— begin Input data —

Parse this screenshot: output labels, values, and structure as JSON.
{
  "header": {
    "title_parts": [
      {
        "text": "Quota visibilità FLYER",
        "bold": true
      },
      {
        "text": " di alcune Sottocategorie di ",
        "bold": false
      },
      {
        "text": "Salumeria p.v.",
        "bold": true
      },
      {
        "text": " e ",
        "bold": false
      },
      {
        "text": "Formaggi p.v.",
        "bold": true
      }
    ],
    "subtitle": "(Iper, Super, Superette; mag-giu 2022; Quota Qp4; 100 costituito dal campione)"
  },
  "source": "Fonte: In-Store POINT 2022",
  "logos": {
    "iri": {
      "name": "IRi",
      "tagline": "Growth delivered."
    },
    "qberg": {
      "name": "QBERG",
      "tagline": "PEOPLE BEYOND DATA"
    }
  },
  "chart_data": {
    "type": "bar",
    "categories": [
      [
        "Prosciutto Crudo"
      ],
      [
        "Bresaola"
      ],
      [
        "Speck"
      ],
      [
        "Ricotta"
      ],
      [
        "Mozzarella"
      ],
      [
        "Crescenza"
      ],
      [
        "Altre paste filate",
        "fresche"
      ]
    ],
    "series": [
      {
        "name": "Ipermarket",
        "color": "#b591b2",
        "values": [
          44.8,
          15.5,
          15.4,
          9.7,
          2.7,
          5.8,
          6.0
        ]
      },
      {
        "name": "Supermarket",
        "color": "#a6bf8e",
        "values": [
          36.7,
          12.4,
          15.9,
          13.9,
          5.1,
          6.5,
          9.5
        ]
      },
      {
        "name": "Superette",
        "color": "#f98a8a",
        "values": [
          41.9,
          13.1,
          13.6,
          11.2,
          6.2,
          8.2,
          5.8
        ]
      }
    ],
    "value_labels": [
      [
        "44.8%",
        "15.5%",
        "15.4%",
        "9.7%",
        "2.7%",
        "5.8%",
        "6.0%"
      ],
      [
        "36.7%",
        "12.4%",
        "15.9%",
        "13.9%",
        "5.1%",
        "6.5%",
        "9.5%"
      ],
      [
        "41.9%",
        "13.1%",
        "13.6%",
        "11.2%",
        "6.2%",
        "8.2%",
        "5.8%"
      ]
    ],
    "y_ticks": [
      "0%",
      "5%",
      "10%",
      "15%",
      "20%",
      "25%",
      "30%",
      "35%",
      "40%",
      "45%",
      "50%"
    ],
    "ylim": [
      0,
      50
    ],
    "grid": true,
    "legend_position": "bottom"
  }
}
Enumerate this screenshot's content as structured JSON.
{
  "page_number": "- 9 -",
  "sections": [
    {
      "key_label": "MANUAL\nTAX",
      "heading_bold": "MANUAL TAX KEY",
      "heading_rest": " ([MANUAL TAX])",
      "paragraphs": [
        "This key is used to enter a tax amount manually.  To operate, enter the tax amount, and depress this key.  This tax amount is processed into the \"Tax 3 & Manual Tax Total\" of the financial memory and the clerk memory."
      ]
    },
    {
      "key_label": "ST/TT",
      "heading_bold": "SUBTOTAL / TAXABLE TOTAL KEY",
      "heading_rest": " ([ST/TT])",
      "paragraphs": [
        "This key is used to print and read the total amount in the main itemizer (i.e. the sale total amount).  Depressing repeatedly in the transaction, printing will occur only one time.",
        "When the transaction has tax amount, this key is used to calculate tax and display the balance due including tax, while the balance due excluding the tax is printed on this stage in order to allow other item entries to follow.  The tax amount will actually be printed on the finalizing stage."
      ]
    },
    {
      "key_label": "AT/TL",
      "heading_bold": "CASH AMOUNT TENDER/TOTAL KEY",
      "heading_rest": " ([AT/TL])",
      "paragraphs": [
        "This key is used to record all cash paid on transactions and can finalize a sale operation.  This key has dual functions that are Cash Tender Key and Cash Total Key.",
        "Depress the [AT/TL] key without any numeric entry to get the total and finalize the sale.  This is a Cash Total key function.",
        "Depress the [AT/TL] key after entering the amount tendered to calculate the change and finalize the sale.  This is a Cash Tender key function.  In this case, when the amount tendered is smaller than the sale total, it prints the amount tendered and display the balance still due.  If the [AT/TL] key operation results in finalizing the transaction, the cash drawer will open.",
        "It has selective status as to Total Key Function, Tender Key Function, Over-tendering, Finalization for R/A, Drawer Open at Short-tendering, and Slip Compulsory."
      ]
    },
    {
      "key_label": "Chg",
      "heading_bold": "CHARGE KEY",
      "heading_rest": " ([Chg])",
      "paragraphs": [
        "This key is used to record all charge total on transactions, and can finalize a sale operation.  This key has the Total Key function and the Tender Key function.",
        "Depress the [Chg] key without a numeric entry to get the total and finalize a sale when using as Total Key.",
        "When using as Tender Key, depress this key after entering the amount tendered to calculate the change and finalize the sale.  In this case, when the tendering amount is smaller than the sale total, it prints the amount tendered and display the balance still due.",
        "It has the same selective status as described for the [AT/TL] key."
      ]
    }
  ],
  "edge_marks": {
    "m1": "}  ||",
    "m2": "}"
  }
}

— end Input data —

▶ Exercise
Retype every record above exactly as it appears.

▶ Solved problem
Parse this screenshot: output labels, values, and structure as JSON.
{
  "header": {
    "title_parts": [
      {
        "text": "Quota visibilità FLYER",
        "bold": true
      },
      {
        "text": " di alcune Sottocategorie di ",
        "bold": false
      },
      {
        "text": "Salumeria p.v.",
        "bold": true
      },
      {
        "text": " e ",
        "bold": false
      },
      {
        "text": "Formaggi p.v.",
        "bold": true
      }
    ],
    "subtitle": "(Iper, Super, Superette; mag-giu 2022; Quota Qp4; 100 costituito dal campione)"
  },
  "source": "Fonte: In-Store POINT 2022",
  "logos": {
    "iri": {
      "name": "IRi",
      "tagline": "Growth delivered."
    },
    "qberg": {
      "name": "QBERG",
      "tagline": "PEOPLE BEYOND DATA"
    }
  },
  "chart_data": {
    "type": "bar",
    "categories": [
      [
        "Prosciutto Crudo"
      ],
      [
        "Bresaola"
      ],
      [
        "Speck"
      ],
      [
        "Ricotta"
      ],
      [
        "Mozzarella"
      ],
      [
        "Crescenza"
      ],
      [
        "Altre paste filate",
        "fresche"
      ]
    ],
    "series": [
      {
        "name": "Ipermarket",
        "color": "#b591b2",
        "values": [
          44.8,
          15.5,
          15.4,
          9.7,
          2.7,
          5.8,
          6.0
        ]
      },
      {
        "name": "Supermarket",
        "color": "#a6bf8e",
        "values": [
          36.7,
          12.4,
          15.9,
          13.9,
          5.1,
          6.5,
          9.5
        ]
      },
      {
        "name": "Superette",
        "color": "#f98a8a",
        "values": [
          41.9,
          13.1,
          13.6,
          11.2,
          6.2,
          8.2,
          5.8
        ]
      }
    ],
    "value_labels": [
      [
        "44.8%",
        "15.5%",
        "15.4%",
        "9.7%",
        "2.7%",
        "5.8%",
        "6.0%"
      ],
      [
        "36.7%",
        "12.4%",
        "15.9%",
        "13.9%",
        "5.1%",
        "6.5%",
        "9.5%"
      ],
      [
        "41.9%",
        "13.1%",
        "13.6%",
        "11.2%",
        "6.2%",
        "8.2%",
        "5.8%"
      ]
    ],
    "y_ticks": [
      "0%",
      "5%",
      "10%",
      "15%",
      "20%",
      "25%",
      "30%",
      "35%",
      "40%",
      "45%",
      "50%"
    ],
    "ylim": [
      0,
      50
    ],
    "grid": true,
    "legend_position": "bottom"
  }
}
Enumerate this screenshot's content as structured JSON.
{
  "page_number": "- 9 -",
  "sections": [
    {
      "key_label": "MANUAL\nTAX",
      "heading_bold": "MANUAL TAX KEY",
      "heading_rest": " ([MANUAL TAX])",
      "paragraphs": [
        "This key is used to enter a tax amount manually.  To operate, enter the tax amount, and depress this key.  This tax amount is processed into the \"Tax 3 & Manual Tax Total\" of the financial memory and the clerk memory."
      ]
    },
    {
      "key_label": "ST/TT",
      "heading_bold": "SUBTOTAL / TAXABLE TOTAL KEY",
      "heading_rest": " ([ST/TT])",
      "paragraphs": [
        "This key is used to print and read the total amount in the main itemizer (i.e. the sale total amount).  Depressing repeatedly in the transaction, printing will occur only one time.",
        "When the transaction has tax amount, this key is used to calculate tax and display the balance due including tax, while the balance due excluding the tax is printed on this stage in order to allow other item entries to follow.  The tax amount will actually be printed on the finalizing stage."
      ]
    },
    {
      "key_label": "AT/TL",
      "heading_bold": "CASH AMOUNT TENDER/TOTAL KEY",
      "heading_rest": " ([AT/TL])",
      "paragraphs": [
        "This key is used to record all cash paid on transactions and can finalize a sale operation.  This key has dual functions that are Cash Tender Key and Cash Total Key.",
        "Depress the [AT/TL] key without any numeric entry to get the total and finalize the sale.  This is a Cash Total key function.",
        "Depress the [AT/TL] key after entering the amount tendered to calculate the change and finalize the sale.  This is a Cash Tender key function.  In this case, when the amount tendered is smaller than the sale total, it prints the amount tendered and display the balance still due.  If the [AT/TL] key operation results in finalizing the transaction, the cash drawer will open.",
        "It has selective status as to Total Key Function, Tender Key Function, Over-tendering, Finalization for R/A, Drawer Open at Short-tendering, and Slip Compulsory."
      ]
    },
    {
      "key_label": "Chg",
      "heading_bold": "CHARGE KEY",
      "heading_rest": " ([Chg])",
      "paragraphs": [
        "This key is used to record all charge total on transactions, and can finalize a sale operation.  This key has the Total Key function and the Tender Key function.",
        "Depress the [Chg] key without a numeric entry to get the total and finalize a sale when using as Total Key.",
        "When using as Tender Key, depress this key after entering the amount tendered to calculate the change and finalize the sale.  In this case, when the tendering amount is smaller than the sale total, it prints the amount tendered and display the balance still due.",
        "It has the same selective status as described for the [AT/TL] key."
      ]
    }
  ],
  "edge_marks": {
    "m1": "}  ||",
    "m2": "}"
  }
}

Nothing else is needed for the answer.